Entries with figure data
· · · · ·

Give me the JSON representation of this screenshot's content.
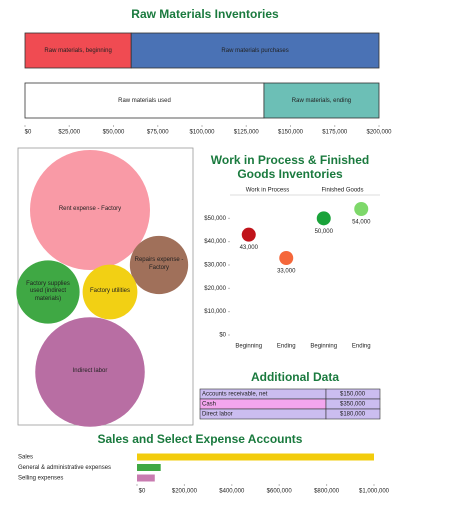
{
  "chart_data": [
    {
      "type": "stacked-bar",
      "title": "Raw Materials Inventories",
      "bars": [
        [
          {
            "name": "Raw materials, beginning",
            "color": "#f04b52",
            "value": 60000
          },
          {
            "name": "Raw materials purchases",
            "color": "#4a72b5",
            "value": 140000
          }
        ],
        [
          {
            "name": "Raw materials used",
            "color": "#ffffff",
            "value": 135000
          },
          {
            "name": "Raw materials, ending",
            "color": "#6cbfb6",
            "value": 65000
          }
        ]
      ],
      "xlim": [
        0,
        200000
      ],
      "xticks": [
        {
          "value": 0,
          "label": "$0"
        },
        {
          "value": 25000,
          "label": "$25,000"
        },
        {
          "value": 50000,
          "label": "$50,000"
        },
        {
          "value": 75000,
          "label": "$75,000"
        },
        {
          "value": 100000,
          "label": "$100,000"
        },
        {
          "value": 125000,
          "label": "$125,000"
        },
        {
          "value": 150000,
          "label": "$150,000"
        },
        {
          "value": 175000,
          "label": "$175,000"
        },
        {
          "value": 200000,
          "label": "$200,000"
        }
      ]
    },
    {
      "type": "bubble",
      "items": [
        {
          "name": "Rent expense - Factory",
          "color": "#f99aa6",
          "value": 36000
        },
        {
          "name": "Repairs expense - Factory",
          "color": "#a0705a",
          "value": 8500
        },
        {
          "name": "Factory supplies used (indirect materials)",
          "color": "#3fa844",
          "value": 10000
        },
        {
          "name": "Factory utilities",
          "color": "#f2d014",
          "value": 7500
        },
        {
          "name": "Indirect labor",
          "color": "#b86ea3",
          "value": 30000
        }
      ]
    },
    {
      "type": "dot",
      "title": "Work in Process & Finished Goods Inventories",
      "groups": [
        {
          "name": "Work in Process",
          "categories": [
            "Beginning",
            "Ending"
          ],
          "values": [
            43000,
            33000
          ],
          "value_labels": [
            "43,000",
            "33,000"
          ],
          "colors": [
            "#c0141b",
            "#f5673a"
          ]
        },
        {
          "name": "Finished Goods",
          "categories": [
            "Beginning",
            "Ending"
          ],
          "values": [
            50000,
            54000
          ],
          "value_labels": [
            "50,000",
            "54,000"
          ],
          "colors": [
            "#1aa33a",
            "#7ed86a"
          ]
        }
      ],
      "ylim": [
        0,
        60000
      ],
      "yticks": [
        {
          "value": 0,
          "label": "$0"
        },
        {
          "value": 10000,
          "label": "$10,000"
        },
        {
          "value": 20000,
          "label": "$20,000"
        },
        {
          "value": 30000,
          "label": "$30,000"
        },
        {
          "value": 40000,
          "label": "$40,000"
        },
        {
          "value": 50000,
          "label": "$50,000"
        }
      ]
    },
    {
      "type": "table",
      "title": "Additional Data",
      "rows": [
        [
          "Accounts receivable, net",
          "$150,000"
        ],
        [
          "Cash",
          "$350,000"
        ],
        [
          "Direct labor",
          "$180,000"
        ]
      ]
    },
    {
      "type": "hbar",
      "title": "Sales and Select Expense Accounts",
      "categories": [
        "Sales",
        "General & administrative expenses",
        "Selling expenses"
      ],
      "values": [
        1000000,
        100000,
        75000
      ],
      "colors": [
        "#f2cc0c",
        "#3fa844",
        "#c87bb0"
      ],
      "xlim": [
        0,
        1000000
      ],
      "xticks": [
        {
          "value": 0,
          "label": "$0"
        },
        {
          "value": 200000,
          "label": "$200,000"
        },
        {
          "value": 400000,
          "label": "$400,000"
        },
        {
          "value": 600000,
          "label": "$600,000"
        },
        {
          "value": 800000,
          "label": "$800,000"
        },
        {
          "value": 1000000,
          "label": "$1,000,000"
        }
      ]
    }
  ]
}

· · · · ·

▸ TASK GOAL
Skip the pictures, then retype every line above exactly.

▸ OUTPUT
Give me the JSON representation of this screenshot's content.
{
  "chart_data": [
    {
      "type": "stacked-bar",
      "title": "Raw Materials Inventories",
      "bars": [
        [
          {
            "name": "Raw materials, beginning",
            "color": "#f04b52",
            "value": 60000
          },
          {
            "name": "Raw materials purchases",
            "color": "#4a72b5",
            "value": 140000
          }
        ],
        [
          {
            "name": "Raw materials used",
            "color": "#ffffff",
            "value": 135000
          },
          {
            "name": "Raw materials, ending",
            "color": "#6cbfb6",
            "value": 65000
          }
        ]
      ],
      "xlim": [
        0,
        200000
      ],
      "xticks": [
        {
          "value": 0,
          "label": "$0"
        },
        {
          "value": 25000,
          "label": "$25,000"
        },
        {
          "value": 50000,
          "label": "$50,000"
        },
        {
          "value": 75000,
          "label": "$75,000"
        },
        {
          "value": 100000,
          "label": "$100,000"
        },
        {
          "value": 125000,
          "label": "$125,000"
        },
        {
          "value": 150000,
          "label": "$150,000"
        },
        {
          "value": 175000,
          "label": "$175,000"
        },
        {
          "value": 200000,
          "label": "$200,000"
        }
      ]
    },
    {
      "type": "bubble",
      "items": [
        {
          "name": "Rent expense - Factory",
          "color": "#f99aa6",
          "value": 36000
        },
        {
          "name": "Repairs expense - Factory",
          "color": "#a0705a",
          "value": 8500
        },
        {
          "name": "Factory supplies used (indirect materials)",
          "color": "#3fa844",
          "value": 10000
        },
        {
          "name": "Factory utilities",
          "color": "#f2d014",
          "value": 7500
        },
        {
          "name": "Indirect labor",
          "color": "#b86ea3",
          "value": 30000
        }
      ]
    },
    {
      "type": "dot",
      "title": "Work in Process & Finished Goods Inventories",
      "groups": [
        {
          "name": "Work in Process",
          "categories": [
            "Beginning",
            "Ending"
          ],
          "values": [
            43000,
            33000
          ],
          "value_labels": [
            "43,000",
            "33,000"
          ],
          "colors": [
            "#c0141b",
            "#f5673a"
          ]
        },
        {
          "name": "Finished Goods",
          "categories": [
            "Beginning",
            "Ending"
          ],
          "values": [
            50000,
            54000
          ],
          "value_labels": [
            "50,000",
            "54,000"
          ],
          "colors": [
            "#1aa33a",
            "#7ed86a"
          ]
        }
      ],
      "ylim": [
        0,
        60000
      ],
      "yticks": [
        {
          "value": 0,
          "label": "$0"
        },
        {
          "value": 10000,
          "label": "$10,000"
        },
        {
          "value": 20000,
          "label": "$20,000"
        },
        {
          "value": 30000,
          "label": "$30,000"
        },
        {
          "value": 40000,
          "label": "$40,000"
        },
        {
          "value": 50000,
          "label": "$50,000"
        }
      ]
    },
    {
      "type": "table",
      "title": "Additional Data",
      "rows": [
        [
          "Accounts receivable, net",
          "$150,000"
        ],
        [
          "Cash",
          "$350,000"
        ],
        [
          "Direct labor",
          "$180,000"
        ]
      ]
    },
    {
      "type": "hbar",
      "title": "Sales and Select Expense Accounts",
      "categories": [
        "Sales",
        "General & administrative expenses",
        "Selling expenses"
      ],
      "values": [
        1000000,
        100000,
        75000
      ],
      "colors": [
        "#f2cc0c",
        "#3fa844",
        "#c87bb0"
      ],
      "xlim": [
        0,
        1000000
      ],
      "xticks": [
        {
          "value": 0,
          "label": "$0"
        },
        {
          "value": 200000,
          "label": "$200,000"
        },
        {
          "value": 400000,
          "label": "$400,000"
        },
        {
          "value": 600000,
          "label": "$600,000"
        },
        {
          "value": 800000,
          "label": "$800,000"
        },
        {
          "value": 1000000,
          "label": "$1,000,000"
        }
      ]
    }
  ]
}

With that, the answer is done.